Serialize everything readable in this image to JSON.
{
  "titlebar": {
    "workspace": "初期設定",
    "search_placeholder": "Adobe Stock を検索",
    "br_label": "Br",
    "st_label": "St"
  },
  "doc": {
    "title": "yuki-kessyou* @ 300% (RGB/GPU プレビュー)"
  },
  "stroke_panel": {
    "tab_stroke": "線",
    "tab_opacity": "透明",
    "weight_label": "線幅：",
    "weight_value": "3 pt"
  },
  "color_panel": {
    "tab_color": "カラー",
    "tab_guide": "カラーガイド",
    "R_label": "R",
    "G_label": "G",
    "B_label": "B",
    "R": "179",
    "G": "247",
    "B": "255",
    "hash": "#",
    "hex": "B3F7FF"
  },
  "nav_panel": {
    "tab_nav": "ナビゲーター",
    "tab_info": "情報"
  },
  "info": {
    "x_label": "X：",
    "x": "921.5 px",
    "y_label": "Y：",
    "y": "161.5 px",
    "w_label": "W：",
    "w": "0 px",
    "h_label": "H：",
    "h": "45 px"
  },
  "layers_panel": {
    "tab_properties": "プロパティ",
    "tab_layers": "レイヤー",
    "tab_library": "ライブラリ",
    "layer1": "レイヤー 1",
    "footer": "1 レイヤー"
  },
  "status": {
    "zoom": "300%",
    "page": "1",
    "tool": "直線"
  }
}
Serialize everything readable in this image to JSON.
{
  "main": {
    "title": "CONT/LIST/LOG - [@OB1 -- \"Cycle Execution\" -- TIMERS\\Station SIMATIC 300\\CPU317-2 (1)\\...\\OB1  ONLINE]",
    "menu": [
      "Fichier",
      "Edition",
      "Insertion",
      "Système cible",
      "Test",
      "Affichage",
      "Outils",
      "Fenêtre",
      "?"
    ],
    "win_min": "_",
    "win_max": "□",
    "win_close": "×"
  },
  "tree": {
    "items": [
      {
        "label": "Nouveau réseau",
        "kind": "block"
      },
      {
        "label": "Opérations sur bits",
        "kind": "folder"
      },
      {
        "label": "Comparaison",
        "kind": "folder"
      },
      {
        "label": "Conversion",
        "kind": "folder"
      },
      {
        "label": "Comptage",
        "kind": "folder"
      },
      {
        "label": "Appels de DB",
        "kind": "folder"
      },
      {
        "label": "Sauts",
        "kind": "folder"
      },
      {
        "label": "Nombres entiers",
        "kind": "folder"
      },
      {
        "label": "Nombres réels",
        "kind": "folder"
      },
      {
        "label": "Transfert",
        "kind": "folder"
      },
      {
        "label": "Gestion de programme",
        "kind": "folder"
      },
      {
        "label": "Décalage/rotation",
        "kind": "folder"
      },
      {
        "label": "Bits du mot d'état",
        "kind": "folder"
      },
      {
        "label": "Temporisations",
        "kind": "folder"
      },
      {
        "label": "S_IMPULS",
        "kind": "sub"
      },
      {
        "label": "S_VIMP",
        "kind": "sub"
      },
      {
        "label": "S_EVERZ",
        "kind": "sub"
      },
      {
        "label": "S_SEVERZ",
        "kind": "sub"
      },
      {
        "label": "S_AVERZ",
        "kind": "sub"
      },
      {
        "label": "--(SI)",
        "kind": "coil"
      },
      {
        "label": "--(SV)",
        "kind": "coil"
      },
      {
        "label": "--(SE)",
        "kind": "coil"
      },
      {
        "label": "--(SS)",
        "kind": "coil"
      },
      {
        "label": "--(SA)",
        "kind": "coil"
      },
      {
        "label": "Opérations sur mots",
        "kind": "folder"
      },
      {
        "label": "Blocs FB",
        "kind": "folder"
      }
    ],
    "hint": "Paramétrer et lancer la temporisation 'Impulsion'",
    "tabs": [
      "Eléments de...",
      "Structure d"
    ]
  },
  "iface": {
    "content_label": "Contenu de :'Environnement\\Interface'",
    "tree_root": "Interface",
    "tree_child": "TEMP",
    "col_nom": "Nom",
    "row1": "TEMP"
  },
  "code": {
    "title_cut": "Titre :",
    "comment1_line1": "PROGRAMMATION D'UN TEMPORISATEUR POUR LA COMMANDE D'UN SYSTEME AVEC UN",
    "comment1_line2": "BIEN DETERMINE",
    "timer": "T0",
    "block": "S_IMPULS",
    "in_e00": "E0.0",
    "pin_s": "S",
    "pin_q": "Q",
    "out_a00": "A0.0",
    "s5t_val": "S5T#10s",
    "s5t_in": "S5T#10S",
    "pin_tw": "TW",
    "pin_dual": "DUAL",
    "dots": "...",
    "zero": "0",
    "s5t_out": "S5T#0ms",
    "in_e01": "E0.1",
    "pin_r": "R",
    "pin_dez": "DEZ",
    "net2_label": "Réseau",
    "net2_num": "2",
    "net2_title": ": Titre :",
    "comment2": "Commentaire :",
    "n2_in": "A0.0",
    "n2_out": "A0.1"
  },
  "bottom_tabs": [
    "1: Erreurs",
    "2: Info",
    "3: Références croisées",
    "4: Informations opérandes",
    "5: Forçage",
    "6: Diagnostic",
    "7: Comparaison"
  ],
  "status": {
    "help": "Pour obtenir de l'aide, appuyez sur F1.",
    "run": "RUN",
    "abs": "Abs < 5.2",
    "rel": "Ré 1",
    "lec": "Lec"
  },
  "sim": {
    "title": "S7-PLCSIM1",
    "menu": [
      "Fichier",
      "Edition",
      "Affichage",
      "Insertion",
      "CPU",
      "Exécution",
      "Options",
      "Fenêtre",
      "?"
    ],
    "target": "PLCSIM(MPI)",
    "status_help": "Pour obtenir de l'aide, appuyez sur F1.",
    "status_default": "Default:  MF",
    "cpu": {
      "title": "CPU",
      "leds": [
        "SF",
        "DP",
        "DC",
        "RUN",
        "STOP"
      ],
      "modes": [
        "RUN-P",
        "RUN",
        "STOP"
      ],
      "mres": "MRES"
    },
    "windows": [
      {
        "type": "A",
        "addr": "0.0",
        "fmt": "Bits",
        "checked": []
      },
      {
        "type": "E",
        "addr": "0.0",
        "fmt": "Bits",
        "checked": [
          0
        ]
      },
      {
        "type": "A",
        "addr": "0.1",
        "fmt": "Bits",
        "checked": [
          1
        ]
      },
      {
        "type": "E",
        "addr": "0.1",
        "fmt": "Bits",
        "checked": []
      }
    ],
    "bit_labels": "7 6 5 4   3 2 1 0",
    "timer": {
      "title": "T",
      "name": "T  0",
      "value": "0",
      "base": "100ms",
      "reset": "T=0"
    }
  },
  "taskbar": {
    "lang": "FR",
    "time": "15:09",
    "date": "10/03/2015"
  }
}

_Aim of the task_:
Transcribe each record exactly. Leave nothing out.

_Full answer_:
Serialize everything readable in this image to JSON.
{
  "titlebar": {
    "workspace": "初期設定",
    "search_placeholder": "Adobe Stock を検索",
    "br_label": "Br",
    "st_label": "St"
  },
  "doc": {
    "title": "yuki-kessyou* @ 300% (RGB/GPU プレビュー)"
  },
  "stroke_panel": {
    "tab_stroke": "線",
    "tab_opacity": "透明",
    "weight_label": "線幅：",
    "weight_value": "3 pt"
  },
  "color_panel": {
    "tab_color": "カラー",
    "tab_guide": "カラーガイド",
    "R_label": "R",
    "G_label": "G",
    "B_label": "B",
    "R": "179",
    "G": "247",
    "B": "255",
    "hash": "#",
    "hex": "B3F7FF"
  },
  "nav_panel": {
    "tab_nav": "ナビゲーター",
    "tab_info": "情報"
  },
  "info": {
    "x_label": "X：",
    "x": "921.5 px",
    "y_label": "Y：",
    "y": "161.5 px",
    "w_label": "W：",
    "w": "0 px",
    "h_label": "H：",
    "h": "45 px"
  },
  "layers_panel": {
    "tab_properties": "プロパティ",
    "tab_layers": "レイヤー",
    "tab_library": "ライブラリ",
    "layer1": "レイヤー 1",
    "footer": "1 レイヤー"
  },
  "status": {
    "zoom": "300%",
    "page": "1",
    "tool": "直線"
  }
}
Serialize everything readable in this image to JSON.
{
  "main": {
    "title": "CONT/LIST/LOG - [@OB1 -- \"Cycle Execution\" -- TIMERS\\Station SIMATIC 300\\CPU317-2 (1)\\...\\OB1  ONLINE]",
    "menu": [
      "Fichier",
      "Edition",
      "Insertion",
      "Système cible",
      "Test",
      "Affichage",
      "Outils",
      "Fenêtre",
      "?"
    ],
    "win_min": "_",
    "win_max": "□",
    "win_close": "×"
  },
  "tree": {
    "items": [
      {
        "label": "Nouveau réseau",
        "kind": "block"
      },
      {
        "label": "Opérations sur bits",
        "kind": "folder"
      },
      {
        "label": "Comparaison",
        "kind": "folder"
      },
      {
        "label": "Conversion",
        "kind": "folder"
      },
      {
        "label": "Comptage",
        "kind": "folder"
      },
      {
        "label": "Appels de DB",
        "kind": "folder"
      },
      {
        "label": "Sauts",
        "kind": "folder"
      },
      {
        "label": "Nombres entiers",
        "kind": "folder"
      },
      {
        "label": "Nombres réels",
        "kind": "folder"
      },
      {
        "label": "Transfert",
        "kind": "folder"
      },
      {
        "label": "Gestion de programme",
        "kind": "folder"
      },
      {
        "label": "Décalage/rotation",
        "kind": "folder"
      },
      {
        "label": "Bits du mot d'état",
        "kind": "folder"
      },
      {
        "label": "Temporisations",
        "kind": "folder"
      },
      {
        "label": "S_IMPULS",
        "kind": "sub"
      },
      {
        "label": "S_VIMP",
        "kind": "sub"
      },
      {
        "label": "S_EVERZ",
        "kind": "sub"
      },
      {
        "label": "S_SEVERZ",
        "kind": "sub"
      },
      {
        "label": "S_AVERZ",
        "kind": "sub"
      },
      {
        "label": "--(SI)",
        "kind": "coil"
      },
      {
        "label": "--(SV)",
        "kind": "coil"
      },
      {
        "label": "--(SE)",
        "kind": "coil"
      },
      {
        "label": "--(SS)",
        "kind": "coil"
      },
      {
        "label": "--(SA)",
        "kind": "coil"
      },
      {
        "label": "Opérations sur mots",
        "kind": "folder"
      },
      {
        "label": "Blocs FB",
        "kind": "folder"
      }
    ],
    "hint": "Paramétrer et lancer la temporisation 'Impulsion'",
    "tabs": [
      "Eléments de...",
      "Structure d"
    ]
  },
  "iface": {
    "content_label": "Contenu de :'Environnement\\Interface'",
    "tree_root": "Interface",
    "tree_child": "TEMP",
    "col_nom": "Nom",
    "row1": "TEMP"
  },
  "code": {
    "title_cut": "Titre :",
    "comment1_line1": "PROGRAMMATION D'UN TEMPORISATEUR POUR LA COMMANDE D'UN SYSTEME AVEC UN",
    "comment1_line2": "BIEN DETERMINE",
    "timer": "T0",
    "block": "S_IMPULS",
    "in_e00": "E0.0",
    "pin_s": "S",
    "pin_q": "Q",
    "out_a00": "A0.0",
    "s5t_val": "S5T#10s",
    "s5t_in": "S5T#10S",
    "pin_tw": "TW",
    "pin_dual": "DUAL",
    "dots": "...",
    "zero": "0",
    "s5t_out": "S5T#0ms",
    "in_e01": "E0.1",
    "pin_r": "R",
    "pin_dez": "DEZ",
    "net2_label": "Réseau",
    "net2_num": "2",
    "net2_title": ": Titre :",
    "comment2": "Commentaire :",
    "n2_in": "A0.0",
    "n2_out": "A0.1"
  },
  "bottom_tabs": [
    "1: Erreurs",
    "2: Info",
    "3: Références croisées",
    "4: Informations opérandes",
    "5: Forçage",
    "6: Diagnostic",
    "7: Comparaison"
  ],
  "status": {
    "help": "Pour obtenir de l'aide, appuyez sur F1.",
    "run": "RUN",
    "abs": "Abs < 5.2",
    "rel": "Ré 1",
    "lec": "Lec"
  },
  "sim": {
    "title": "S7-PLCSIM1",
    "menu": [
      "Fichier",
      "Edition",
      "Affichage",
      "Insertion",
      "CPU",
      "Exécution",
      "Options",
      "Fenêtre",
      "?"
    ],
    "target": "PLCSIM(MPI)",
    "status_help": "Pour obtenir de l'aide, appuyez sur F1.",
    "status_default": "Default:  MF",
    "cpu": {
      "title": "CPU",
      "leds": [
        "SF",
        "DP",
        "DC",
        "RUN",
        "STOP"
      ],
      "modes": [
        "RUN-P",
        "RUN",
        "STOP"
      ],
      "mres": "MRES"
    },
    "windows": [
      {
        "type": "A",
        "addr": "0.0",
        "fmt": "Bits",
        "checked": []
      },
      {
        "type": "E",
        "addr": "0.0",
        "fmt": "Bits",
        "checked": [
          0
        ]
      },
      {
        "type": "A",
        "addr": "0.1",
        "fmt": "Bits",
        "checked": [
          1
        ]
      },
      {
        "type": "E",
        "addr": "0.1",
        "fmt": "Bits",
        "checked": []
      }
    ],
    "bit_labels": "7 6 5 4   3 2 1 0",
    "timer": {
      "title": "T",
      "name": "T  0",
      "value": "0",
      "base": "100ms",
      "reset": "T=0"
    }
  },
  "taskbar": {
    "lang": "FR",
    "time": "15:09",
    "date": "10/03/2015"
  }
}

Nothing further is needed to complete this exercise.